Seitenauszug:
Erneut sehr gutes GFO
Was die Verantwortlichen um Christoph Müller mit dem Gstaad Festival Orchestra in diesen zehn Jahren erreicht haben, verdient grossen Respekt und Anerkennung. Die Qualität ist insgesamt kontinuierlich gestiegen und muss heute den Vergleich mit etablierten Orchestern nicht scheuen. Alle Register sind hervorragend besetzt und konnten bei Bruckners siebter Sinfonie immer wieder uneingeschränkt Zeugnis von ihrem Können ablegen. Im ersten Satz, von Juya Shin und Alizé Léhon geleitet, fielen gleich zu Beginn wiederum die fantastischen Celli mit ihrem sonoren Klang auf. Juya Shin arbeitete die Bläsersoli sehr schön aus und Alizé Léhon, die als Gewinnerin des zweiten Järvi-Preises das Sinfonieorchester Basel und das Musikkollegium Winterthur wird dirigieren dürfen, wählte eine etwas leichtere Klangfarbe mit einem beeindruckenden Aufbau zum Finale des Allegro moderato. Mats Thiersch begann das Adagio mit dramatischer Spannung, Nina Haug liess es grösser, breiter und mächtiger erklingen und Junping Qian gelang ein offenes, freies Ende dieses langsamen Satzes mit schönen Kontrasten. Das Scherzo. Sehr schnell, von Giovanni Fanizza dirigiert, war etwas flach und leider weder scherzhaft noch sehr schnell.

Fragen zum Material:
(1) Welche Instrumentengruppe fiel laut dem Konzertbericht gleich zu Beginn des ersten Satzes auf?
(2) Erkläre anhand des Konzertberichts, weshalb Alizé Léhon das Sinfonieorchester Basel und das Musikkollegium Winterthur dirigieren wird.
(3) Schreibe den Konzertbericht über Bruckners siebte Sinfonie im gleichen Stil weiter.
Die Einträge stammen aus einer anderen Quelle.

Informationen:
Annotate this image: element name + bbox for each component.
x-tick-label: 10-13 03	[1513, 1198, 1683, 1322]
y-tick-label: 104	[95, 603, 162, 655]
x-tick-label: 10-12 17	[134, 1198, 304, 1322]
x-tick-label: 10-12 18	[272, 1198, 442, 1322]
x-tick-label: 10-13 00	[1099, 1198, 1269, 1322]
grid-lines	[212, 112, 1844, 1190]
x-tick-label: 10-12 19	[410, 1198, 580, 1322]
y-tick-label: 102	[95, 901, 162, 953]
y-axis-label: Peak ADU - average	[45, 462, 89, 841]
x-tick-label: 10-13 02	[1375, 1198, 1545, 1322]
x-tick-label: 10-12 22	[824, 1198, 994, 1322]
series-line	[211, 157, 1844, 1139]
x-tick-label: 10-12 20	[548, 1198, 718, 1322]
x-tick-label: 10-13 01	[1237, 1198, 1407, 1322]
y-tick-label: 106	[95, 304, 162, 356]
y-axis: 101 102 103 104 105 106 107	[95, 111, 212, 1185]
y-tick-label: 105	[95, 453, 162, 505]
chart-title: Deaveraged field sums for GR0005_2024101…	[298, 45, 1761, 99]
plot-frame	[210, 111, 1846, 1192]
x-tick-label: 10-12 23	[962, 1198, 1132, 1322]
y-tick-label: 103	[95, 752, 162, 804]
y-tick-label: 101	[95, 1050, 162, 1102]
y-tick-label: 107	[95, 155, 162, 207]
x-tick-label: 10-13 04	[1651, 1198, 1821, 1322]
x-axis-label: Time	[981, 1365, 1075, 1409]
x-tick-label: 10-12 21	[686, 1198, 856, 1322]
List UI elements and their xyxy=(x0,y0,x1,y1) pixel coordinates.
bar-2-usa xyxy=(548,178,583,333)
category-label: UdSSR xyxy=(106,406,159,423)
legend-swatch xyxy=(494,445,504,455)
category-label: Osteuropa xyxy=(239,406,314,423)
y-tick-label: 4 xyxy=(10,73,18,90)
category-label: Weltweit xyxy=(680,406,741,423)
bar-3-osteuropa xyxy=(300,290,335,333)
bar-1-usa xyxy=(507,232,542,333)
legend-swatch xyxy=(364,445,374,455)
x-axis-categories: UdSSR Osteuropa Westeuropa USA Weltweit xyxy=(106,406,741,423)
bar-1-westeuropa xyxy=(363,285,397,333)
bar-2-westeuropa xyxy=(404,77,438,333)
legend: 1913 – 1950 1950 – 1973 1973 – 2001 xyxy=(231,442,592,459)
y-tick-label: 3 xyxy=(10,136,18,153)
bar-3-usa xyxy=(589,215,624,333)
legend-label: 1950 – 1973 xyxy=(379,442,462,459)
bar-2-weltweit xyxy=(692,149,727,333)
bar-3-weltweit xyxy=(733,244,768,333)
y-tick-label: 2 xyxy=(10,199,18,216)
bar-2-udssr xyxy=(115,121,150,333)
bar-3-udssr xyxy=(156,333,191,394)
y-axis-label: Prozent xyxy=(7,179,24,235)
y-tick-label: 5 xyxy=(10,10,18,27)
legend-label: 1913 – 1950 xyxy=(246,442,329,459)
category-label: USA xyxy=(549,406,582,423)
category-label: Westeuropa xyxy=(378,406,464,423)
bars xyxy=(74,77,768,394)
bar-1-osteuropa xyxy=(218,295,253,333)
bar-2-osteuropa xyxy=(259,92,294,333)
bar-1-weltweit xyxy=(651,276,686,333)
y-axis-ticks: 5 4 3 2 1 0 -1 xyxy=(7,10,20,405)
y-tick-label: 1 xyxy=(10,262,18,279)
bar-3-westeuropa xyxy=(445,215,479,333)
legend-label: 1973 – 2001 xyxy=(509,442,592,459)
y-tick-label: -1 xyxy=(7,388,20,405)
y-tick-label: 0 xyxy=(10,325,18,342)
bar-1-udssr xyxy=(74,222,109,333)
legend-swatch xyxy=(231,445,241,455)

Antworten je Eintrag:
(1) Die Celli mit ihrem sonoren Klang.

(2) Alizé Léhon hat den zweiten Järvi-Preis gewonnen. Als Gewinnerin darf sie deshalb diese beiden Orchester dirigieren.

(3)
33’000 Minuten
Celia Llácer fokussierte im Finale auf viele Details, die ihr auch sehr gut gelangen, verlor dadurch aber etwas das grosse Ganze aus dem Blick. Omer Ein Zvi liess das Orchester dann freier atmen und zum Ende hin aufs Schönste jubilieren. Er wird als Gewinner des dritten Preises das Berner Symphonieorchester dirigieren dürfen. Interessant zu wissen ist, dass die erwähnten Partnerorchester selbst entscheiden, welchen der Preisgewinner sie einladen möchten. So ist zu erklären, warum die einen mehr Einladungen erhalten als die anderen. Über 120 Nachwuchsdirigenten haben während des zehnjährigen Bestehens der Academy an den Meisterkursen teilgenommen, wobei ein wichtiger Teil der intensiven Arbeit mithilfe der Videoaufnahmen erfolgt. Wie Gewinner Pernet im Gespräch mit Lukas Wittermann erklärte, hilft es den jungen Dirigenten sehr, wenn sie sich anschauen können, wie sie sich bewegen, wie sie mit Gestik und Mimik versuchen, das Orchester zu dem zu bewegen, was sie wollen. 33’000 Minuten oder 550 Stunden Aufnahmematerial haben sich in zehn Jahren angesammelt. Auf die nächsten 33’000 Minuten – Happy Birthday Gstaad Conducting Academy!